> **RECORD LIST**
◇ ◇ ◇ ◇ ◇
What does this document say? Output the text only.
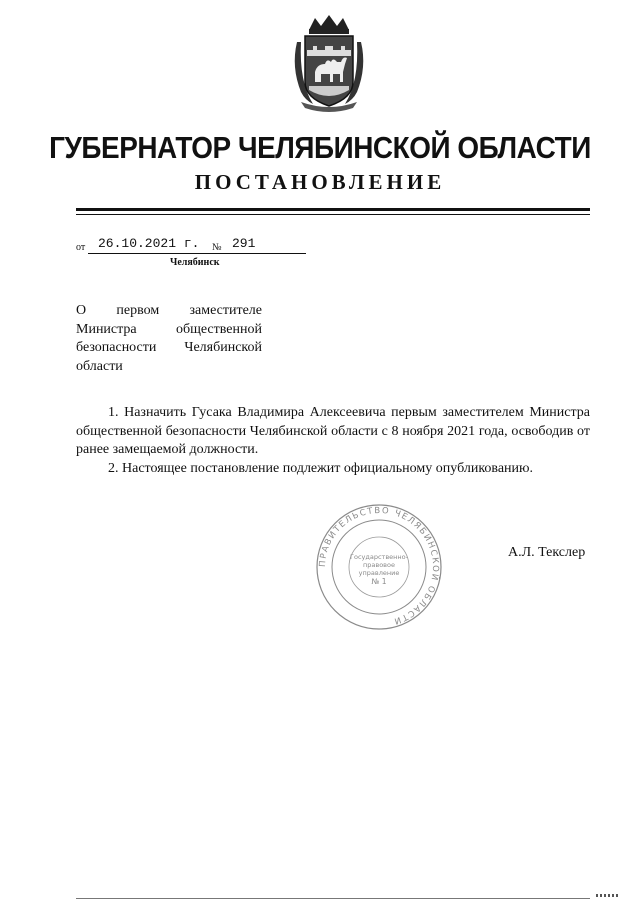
ГУБЕРНАТОР ЧЕЛЯБИНСКОЙ ОБЛАСТИ
ПОСТАНОВЛЕНИЕ
от 26.10.2021 г.	№ 291
Челябинск
О первом заместителе
Министра общественной
безопасности Челябинской
области

1. Назначить Гусака Владимира Алексеевича первым заместителем Министра общественной безопасности Челябинской области с 8 ноября 2021 года, освободив от ранее замещаемой должности.

2. Настоящее постановление подлежит официальному опубликованию.

ПРАВИТЕЛЬСТВО ЧЕЛЯБИНСКОЙ ОБЛАСТИ
Государственно-
правовое
управление
№ 1
А.Л. Текслер
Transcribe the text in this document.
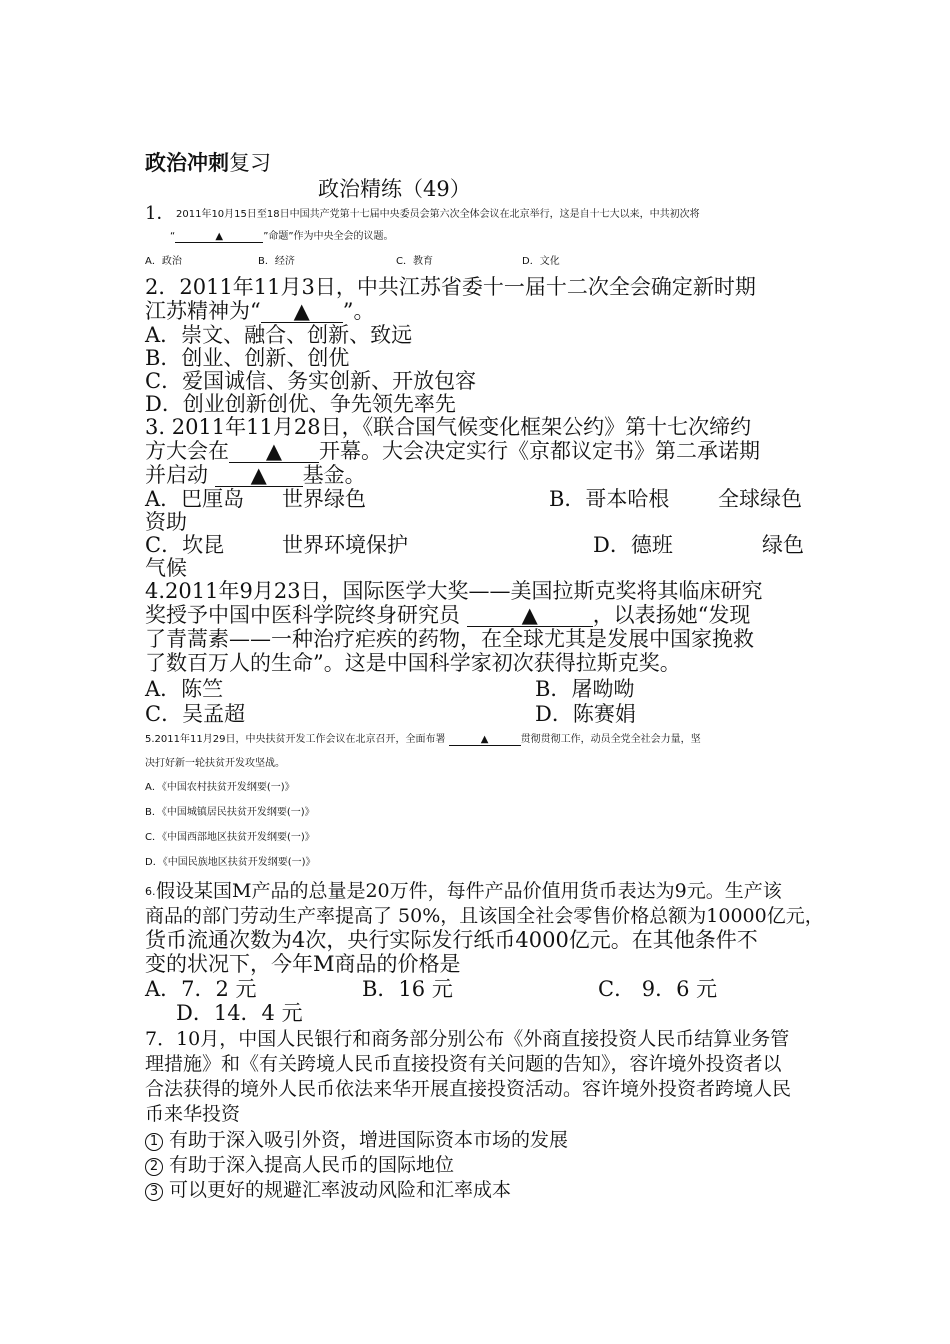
政治冲刺复习
政治精练（49）
1． 2011年10月15日至18日中国共产党第十七届中央委员会第六次全体会议在北京举行，这是自十七大以来，中共初次将
“	▲	”命题”作为中央全会的议题。
A．政治	B．经济	C．教育	D．文化
2．2011年11月3日，中共江苏省委十一届十二次全会确定新时期
江苏精神为“ ▲ ”。
A．崇文、融合、创新、致远
B．创业、创新、创优
C．爱国诚信、务实创新、开放包容
D．创业创新创优、争先领先率先
3. 2011年11月28日，《联合国气候变化框架公约》第十七次缔约
方大会在 ▲ 开幕。大会决定实行《京都议定书》第二承诺期
并启动 ▲ 基金。
A．巴厘岛 世界绿色	B．哥本哈根 全球绿色
资助
C．坎昆	世界环境保护	D．德班	绿色
气候
4.2011年9月23日，国际医学大奖——美国拉斯克奖将其临床研究
奖授予中国中医科学院终身研究员	▲	，以表扬她“发现
了青蒿素——一种治疗疟疾的药物，在全球尤其是发展中国家挽救
了数百万人的生命”。这是中国科学家初次获得拉斯克奖。
A．陈竺	B．屠呦呦
C．吴孟超	D．陈赛娟
5.2011年11月29日，中央扶贫开发工作会议在北京召开，全面布署	▲	贯彻贯彻工作，动员全党全社会力量，坚
决打好新一轮扶贫开发攻坚战。
A．《中国农村扶贫开发纲要(一)》
B．《中国城镇居民扶贫开发纲要(一)》
C．《中国西部地区扶贫开发纲要(一)》
D．《中国民族地区扶贫开发纲要(一)》
6. 假设某国M产品的总量是20万件，每件产品价值用货币表达为9元。生产该
商品的部门劳动生产率提高了 50%，且该国全社会零售价格总额为10000亿元，
货币流通次数为4次，央行实际发行纸币4000亿元。在其他条件不
变的状况下，今年M商品的价格是
A．7．2 元	B．16 元	C． 9．6 元
D．14．4 元
7．10月，中国人民银行和商务部分别公布《外商直接投资人民币结算业务管
理措施》和《有关跨境人民币直接投资有关问题的告知》，容许境外投资者以
合法获得的境外人民币依法来华开展直接投资活动。容许境外投资者跨境人民
币来华投资
1 有助于深入吸引外资，增进国际资本市场的发展
2 有助于深入提高人民币的国际地位
3 可以更好的规避汇率波动风险和汇率成本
◇ ◇ ◇ ◇ ◇
Show all lines from the listing above in which "безопасности" appears.

> **FINISHED EXERCISE**
безопасности Челябинской
1. Назначить Гусака Владимира Алексеевича первым заместителем Министра общественной безопасности Челябинской области с 8 ноября 2021 года, освободив от ранее замещаемой должности.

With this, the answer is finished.